• _What you will do_
Read the records below. Copy each line where the string "icon" occurs.
** begin Records for the task **
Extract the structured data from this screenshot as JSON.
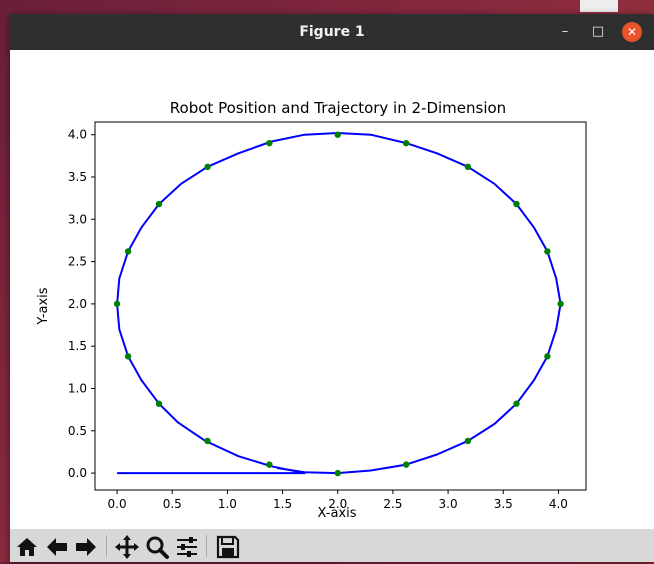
{
  "window": {
    "title": "Figure 1",
    "minimize_glyph": "–",
    "maximize_glyph": "□",
    "close_glyph": "✕"
  },
  "toolbar": {
    "buttons": [
      {
        "name": "home-icon"
      },
      {
        "name": "back-arrow-icon"
      },
      {
        "name": "forward-arrow-icon"
      },
      {
        "name": "pan-icon"
      },
      {
        "name": "zoom-icon"
      },
      {
        "name": "configure-subplots-icon"
      },
      {
        "name": "save-icon"
      }
    ]
  },
  "chart_data": {
    "type": "line",
    "title": "Robot Position and Trajectory in 2-Dimension",
    "xlabel": "X-axis",
    "ylabel": "Y-axis",
    "xlim": [
      -0.2,
      4.25
    ],
    "ylim": [
      -0.2,
      4.15
    ],
    "x_ticks": [
      "0.0",
      "0.5",
      "1.0",
      "1.5",
      "2.0",
      "2.5",
      "3.0",
      "3.5",
      "4.0"
    ],
    "y_ticks": [
      "0.0",
      "0.5",
      "1.0",
      "1.5",
      "2.0",
      "2.5",
      "3.0",
      "3.5",
      "4.0"
    ],
    "grid": false,
    "series": [
      {
        "kind": "trajectory-line",
        "color": "#0000ff",
        "points": [
          [
            0.0,
            0.0
          ],
          [
            1.45,
            0.0
          ],
          [
            1.7,
            0.0
          ],
          [
            1.4,
            0.08
          ],
          [
            1.1,
            0.2
          ],
          [
            0.8,
            0.38
          ],
          [
            0.55,
            0.6
          ],
          [
            0.38,
            0.82
          ],
          [
            0.22,
            1.1
          ],
          [
            0.1,
            1.38
          ],
          [
            0.02,
            1.7
          ],
          [
            0.0,
            2.0
          ],
          [
            0.02,
            2.3
          ],
          [
            0.1,
            2.62
          ],
          [
            0.22,
            2.9
          ],
          [
            0.38,
            3.18
          ],
          [
            0.58,
            3.42
          ],
          [
            0.82,
            3.62
          ],
          [
            1.1,
            3.78
          ],
          [
            1.4,
            3.92
          ],
          [
            1.7,
            4.0
          ],
          [
            2.0,
            4.02
          ],
          [
            2.3,
            4.0
          ],
          [
            2.62,
            3.9
          ],
          [
            2.9,
            3.78
          ],
          [
            3.18,
            3.62
          ],
          [
            3.42,
            3.42
          ],
          [
            3.62,
            3.18
          ],
          [
            3.78,
            2.9
          ],
          [
            3.9,
            2.62
          ],
          [
            3.98,
            2.3
          ],
          [
            4.02,
            2.0
          ],
          [
            3.98,
            1.7
          ],
          [
            3.9,
            1.38
          ],
          [
            3.78,
            1.1
          ],
          [
            3.62,
            0.82
          ],
          [
            3.42,
            0.58
          ],
          [
            3.18,
            0.38
          ],
          [
            2.9,
            0.22
          ],
          [
            2.62,
            0.1
          ],
          [
            2.3,
            0.03
          ],
          [
            2.0,
            0.0
          ],
          [
            1.7,
            0.01
          ],
          [
            1.45,
            0.06
          ]
        ]
      },
      {
        "kind": "position-markers",
        "color": "#008000",
        "points": [
          [
            2.0,
            0.0
          ],
          [
            2.62,
            0.1
          ],
          [
            3.18,
            0.38
          ],
          [
            3.62,
            0.82
          ],
          [
            3.9,
            1.38
          ],
          [
            4.02,
            2.0
          ],
          [
            3.9,
            2.62
          ],
          [
            3.62,
            3.18
          ],
          [
            3.18,
            3.62
          ],
          [
            2.62,
            3.9
          ],
          [
            2.0,
            4.0
          ],
          [
            1.38,
            3.9
          ],
          [
            0.82,
            3.62
          ],
          [
            0.38,
            3.18
          ],
          [
            0.1,
            2.62
          ],
          [
            0.0,
            2.0
          ],
          [
            0.1,
            1.38
          ],
          [
            0.38,
            0.82
          ],
          [
            0.82,
            0.38
          ],
          [
            1.38,
            0.1
          ]
        ]
      }
    ]
  }
}
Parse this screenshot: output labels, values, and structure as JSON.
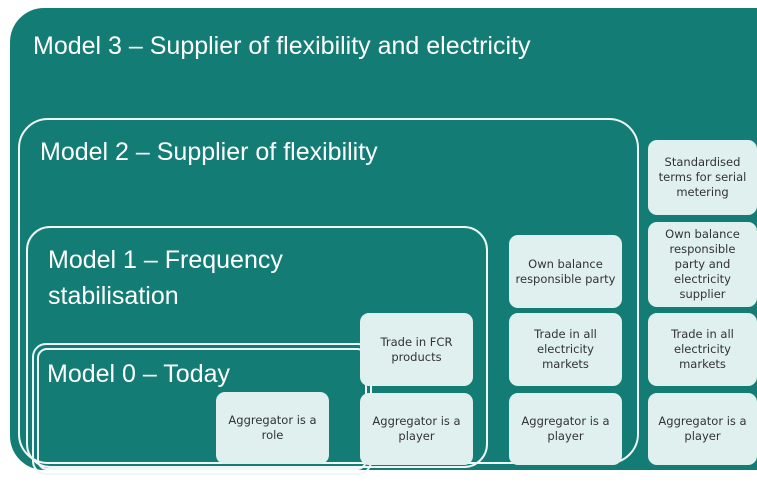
{
  "models": [
    {
      "title": "Model 0 – Today",
      "boxes": [
        "Aggregator is a role"
      ]
    },
    {
      "title": "Model 1 – Frequency stabilisation",
      "boxes": [
        "Trade in FCR products",
        "Aggregator is a player"
      ]
    },
    {
      "title": "Model 2 – Supplier of flexibility",
      "boxes": [
        "Own balance responsible party",
        "Trade in all electricity markets",
        "Aggregator is a player"
      ]
    },
    {
      "title": "Model 3 – Supplier of flexibility and electricity",
      "boxes": [
        "Standardised terms for serial metering",
        "Own balance responsible party and electricity supplier",
        "Trade in all electricity markets",
        "Aggregator is a player"
      ]
    }
  ]
}
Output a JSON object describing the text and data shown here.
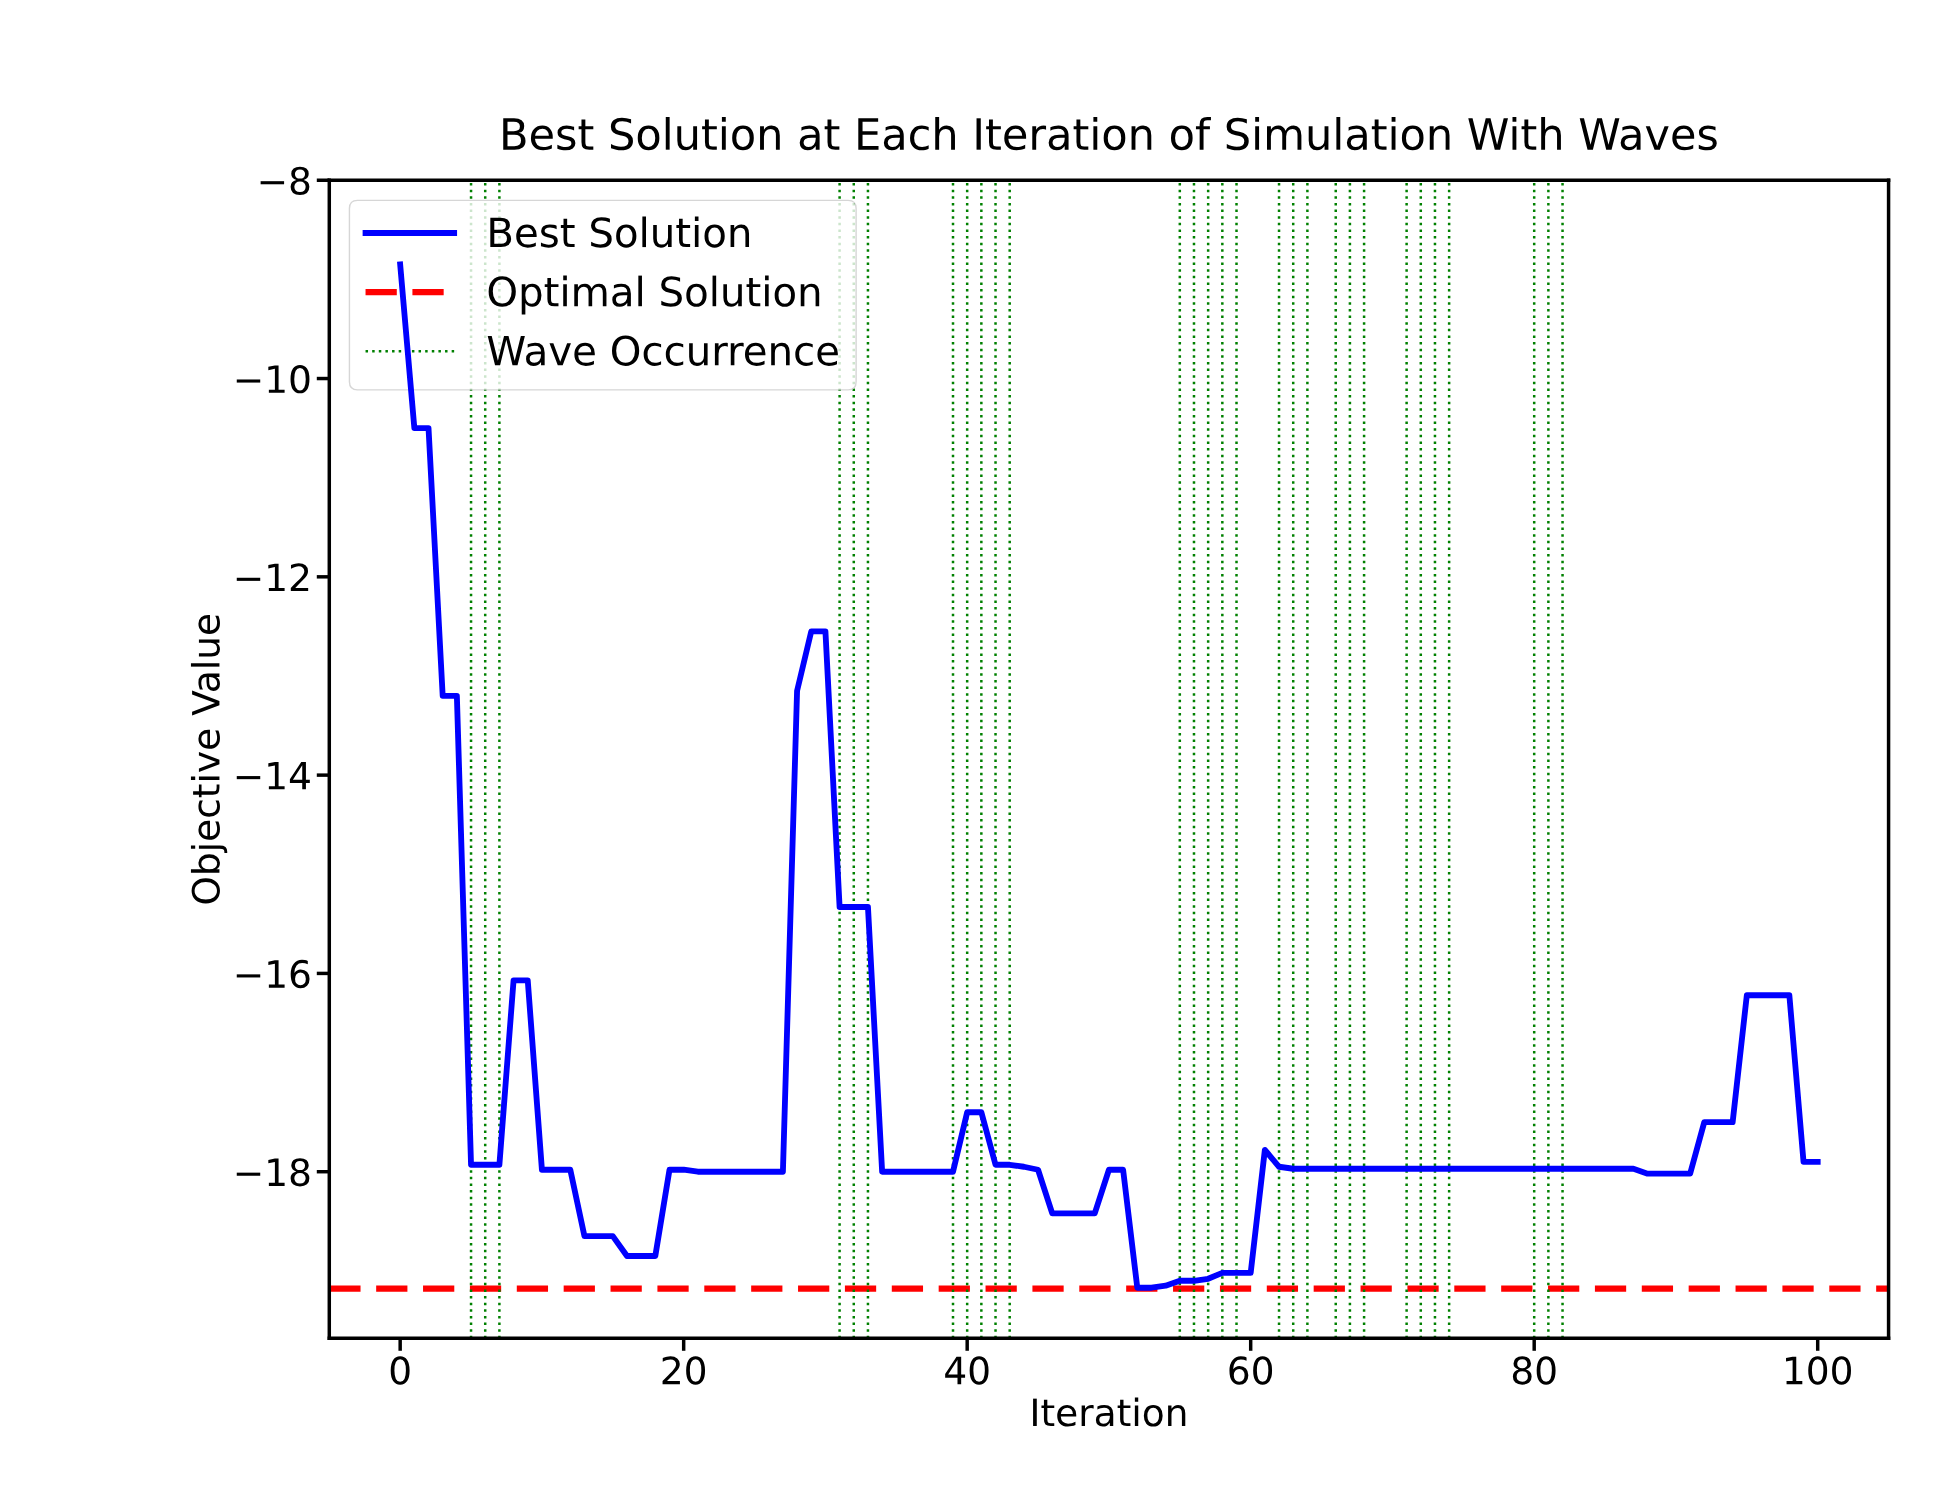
{
  "chart_data": {
    "type": "line",
    "title": "Best Solution at Each Iteration of Simulation With Waves",
    "xlabel": "Iteration",
    "ylabel": "Objective Value",
    "x": [
      0,
      1,
      2,
      3,
      4,
      5,
      6,
      7,
      8,
      9,
      10,
      11,
      12,
      13,
      14,
      15,
      16,
      17,
      18,
      19,
      20,
      21,
      22,
      23,
      24,
      25,
      26,
      27,
      28,
      29,
      30,
      31,
      32,
      33,
      34,
      35,
      36,
      37,
      38,
      39,
      40,
      41,
      42,
      43,
      44,
      45,
      46,
      47,
      48,
      49,
      50,
      51,
      52,
      53,
      54,
      55,
      56,
      57,
      58,
      59,
      60,
      61,
      62,
      63,
      64,
      65,
      66,
      67,
      68,
      69,
      70,
      71,
      72,
      73,
      74,
      75,
      76,
      77,
      78,
      79,
      80,
      81,
      82,
      83,
      84,
      85,
      86,
      87,
      88,
      89,
      90,
      91,
      92,
      93,
      94,
      95,
      96,
      97,
      98,
      99,
      100
    ],
    "series": [
      {
        "name": "Best Solution",
        "color": "#0000ff",
        "values": [
          -8.85,
          -10.5,
          -10.5,
          -13.2,
          -13.2,
          -17.93,
          -17.93,
          -17.93,
          -16.07,
          -16.07,
          -17.98,
          -17.98,
          -17.98,
          -18.65,
          -18.65,
          -18.65,
          -18.85,
          -18.85,
          -18.85,
          -17.98,
          -17.98,
          -18.0,
          -18.0,
          -18.0,
          -18.0,
          -18.0,
          -18.0,
          -18.0,
          -13.15,
          -12.55,
          -12.55,
          -15.33,
          -15.33,
          -15.33,
          -18.0,
          -18.0,
          -18.0,
          -18.0,
          -18.0,
          -18.0,
          -17.4,
          -17.4,
          -17.93,
          -17.93,
          -17.95,
          -17.98,
          -18.42,
          -18.42,
          -18.42,
          -18.42,
          -17.98,
          -17.98,
          -19.17,
          -19.17,
          -19.15,
          -19.1,
          -19.1,
          -19.08,
          -19.02,
          -19.02,
          -19.02,
          -17.78,
          -17.95,
          -17.97,
          -17.97,
          -17.97,
          -17.97,
          -17.97,
          -17.97,
          -17.97,
          -17.97,
          -17.97,
          -17.97,
          -17.97,
          -17.97,
          -17.97,
          -17.97,
          -17.97,
          -17.97,
          -17.97,
          -17.97,
          -17.97,
          -17.97,
          -17.97,
          -17.97,
          -17.97,
          -17.97,
          -17.97,
          -18.02,
          -18.02,
          -18.02,
          -18.02,
          -17.5,
          -17.5,
          -17.5,
          -16.22,
          -16.22,
          -16.22,
          -16.22,
          -17.9,
          -17.9
        ]
      }
    ],
    "ref_lines": [
      {
        "axis": "y",
        "value": -19.18,
        "label": "Optimal Solution",
        "color": "#ff0000",
        "line_style": "dashed"
      },
      {
        "axis": "x",
        "value": 5,
        "label": "Wave Occurrence",
        "color": "#008000",
        "line_style": "dotted"
      },
      {
        "axis": "x",
        "value": 6,
        "color": "#008000",
        "line_style": "dotted"
      },
      {
        "axis": "x",
        "value": 7,
        "color": "#008000",
        "line_style": "dotted"
      },
      {
        "axis": "x",
        "value": 31,
        "color": "#008000",
        "line_style": "dotted"
      },
      {
        "axis": "x",
        "value": 32,
        "color": "#008000",
        "line_style": "dotted"
      },
      {
        "axis": "x",
        "value": 33,
        "color": "#008000",
        "line_style": "dotted"
      },
      {
        "axis": "x",
        "value": 39,
        "color": "#008000",
        "line_style": "dotted"
      },
      {
        "axis": "x",
        "value": 40,
        "color": "#008000",
        "line_style": "dotted"
      },
      {
        "axis": "x",
        "value": 41,
        "color": "#008000",
        "line_style": "dotted"
      },
      {
        "axis": "x",
        "value": 42,
        "color": "#008000",
        "line_style": "dotted"
      },
      {
        "axis": "x",
        "value": 43,
        "color": "#008000",
        "line_style": "dotted"
      },
      {
        "axis": "x",
        "value": 55,
        "color": "#008000",
        "line_style": "dotted"
      },
      {
        "axis": "x",
        "value": 56,
        "color": "#008000",
        "line_style": "dotted"
      },
      {
        "axis": "x",
        "value": 57,
        "color": "#008000",
        "line_style": "dotted"
      },
      {
        "axis": "x",
        "value": 58,
        "color": "#008000",
        "line_style": "dotted"
      },
      {
        "axis": "x",
        "value": 59,
        "color": "#008000",
        "line_style": "dotted"
      },
      {
        "axis": "x",
        "value": 62,
        "color": "#008000",
        "line_style": "dotted"
      },
      {
        "axis": "x",
        "value": 63,
        "color": "#008000",
        "line_style": "dotted"
      },
      {
        "axis": "x",
        "value": 64,
        "color": "#008000",
        "line_style": "dotted"
      },
      {
        "axis": "x",
        "value": 66,
        "color": "#008000",
        "line_style": "dotted"
      },
      {
        "axis": "x",
        "value": 67,
        "color": "#008000",
        "line_style": "dotted"
      },
      {
        "axis": "x",
        "value": 68,
        "color": "#008000",
        "line_style": "dotted"
      },
      {
        "axis": "x",
        "value": 71,
        "color": "#008000",
        "line_style": "dotted"
      },
      {
        "axis": "x",
        "value": 72,
        "color": "#008000",
        "line_style": "dotted"
      },
      {
        "axis": "x",
        "value": 73,
        "color": "#008000",
        "line_style": "dotted"
      },
      {
        "axis": "x",
        "value": 74,
        "color": "#008000",
        "line_style": "dotted"
      },
      {
        "axis": "x",
        "value": 80,
        "color": "#008000",
        "line_style": "dotted"
      },
      {
        "axis": "x",
        "value": 81,
        "color": "#008000",
        "line_style": "dotted"
      },
      {
        "axis": "x",
        "value": 82,
        "color": "#008000",
        "line_style": "dotted"
      }
    ],
    "xlim": [
      -5,
      105
    ],
    "xticks": [
      0,
      20,
      40,
      60,
      80,
      100
    ],
    "ylim": [
      -19.68,
      -8
    ],
    "yticks": [
      {
        "value": -8,
        "label": "−8"
      },
      {
        "value": -10,
        "label": "−10"
      },
      {
        "value": -12,
        "label": "−12"
      },
      {
        "value": -14,
        "label": "−14"
      },
      {
        "value": -16,
        "label": "−16"
      },
      {
        "value": -18,
        "label": "−18"
      }
    ],
    "grid": false,
    "legend": "top left",
    "marker": "none",
    "line_style": "solid"
  }
}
** end Records for the task **
• _Completed exercise_
        "name": "home-icon"
        "name": "back-arrow-icon"
        "name": "forward-arrow-icon"
        "name": "pan-icon"
        "name": "zoom-icon"
        "name": "configure-subplots-icon"
        "name": "save-icon"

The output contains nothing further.